**Aim of the exercise:** Reply with one number only, the count of lines holding the string "this".

(Dataset records)
========================
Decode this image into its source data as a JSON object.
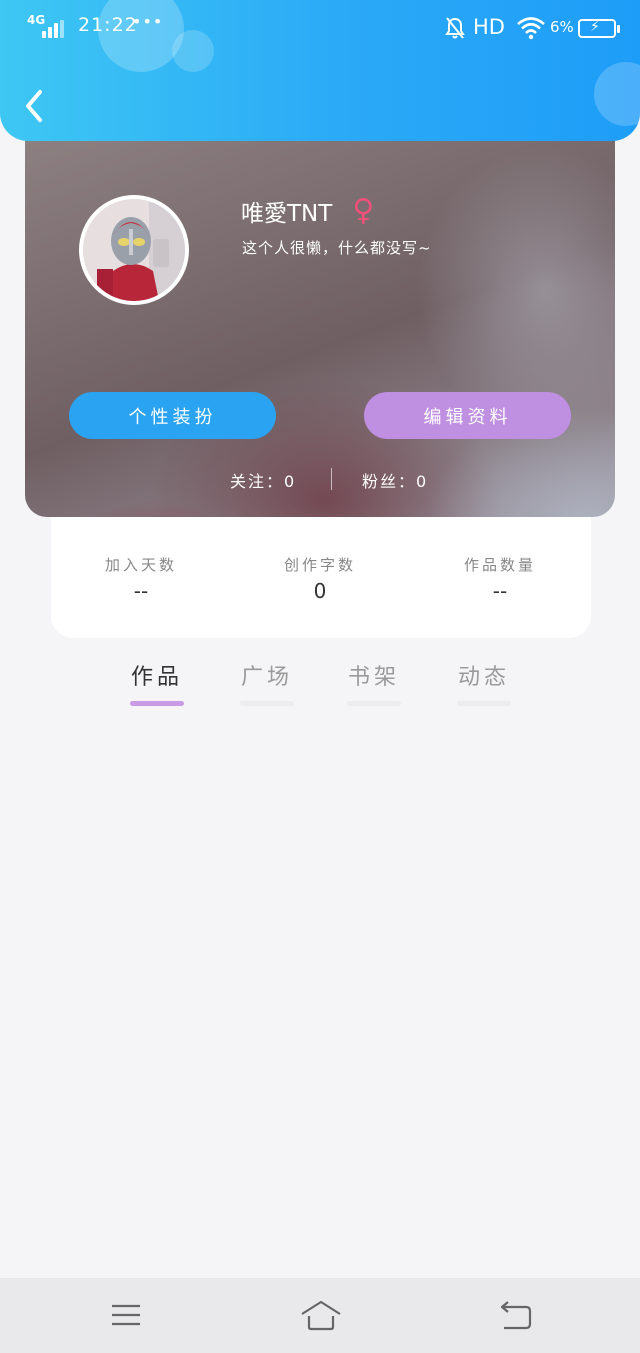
{
  "status_bar": {
    "network": "4G",
    "time": "21:22",
    "dots": "•••",
    "hd": "HD",
    "battery": "6%"
  },
  "profile": {
    "username": "唯愛TNT",
    "gender_symbol": "♀",
    "bio": "这个人很懒，什么都没写~",
    "dress_button": "个性装扮",
    "edit_button": "编辑资料",
    "following": "关注：0",
    "fans": "粉丝：0"
  },
  "stats": {
    "join_days_label": "加入天数",
    "join_days_value": "--",
    "words_label": "创作字数",
    "words_value": "0",
    "works_label": "作品数量",
    "works_value": "--"
  },
  "tabs": [
    {
      "label": "作品",
      "active": true
    },
    {
      "label": "广场",
      "active": false
    },
    {
      "label": "书架",
      "active": false
    },
    {
      "label": "动态",
      "active": false
    }
  ],
  "colors": {
    "header_blue": "#2aa9f7",
    "dress_button": "#2aa3f2",
    "edit_button": "#bf8fe2",
    "tab_active_underline": "#c99be6",
    "gender": "#f0507a"
  },
  "icons": [
    "back-chevron-icon",
    "mute-icon",
    "wifi-icon",
    "battery-icon",
    "menu-icon",
    "home-icon",
    "return-icon"
  ]
}
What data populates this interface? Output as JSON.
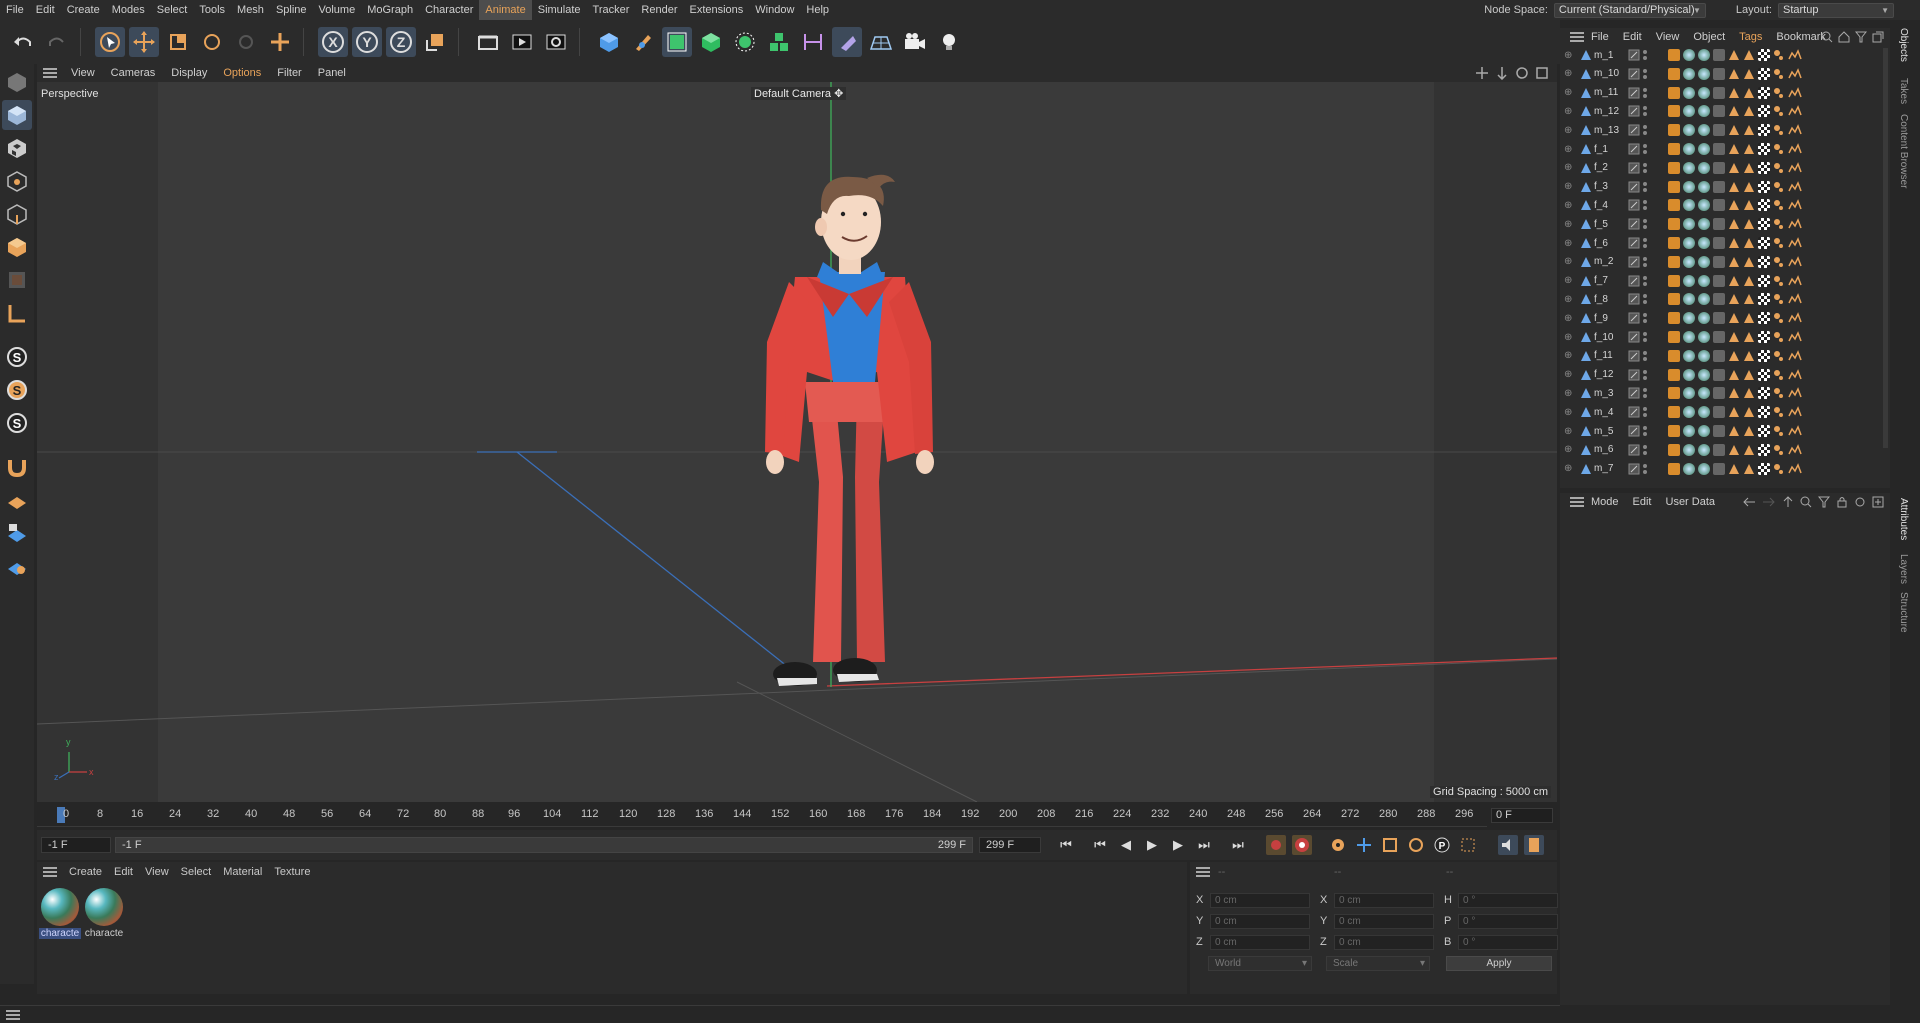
========================
**Complete answer:** 2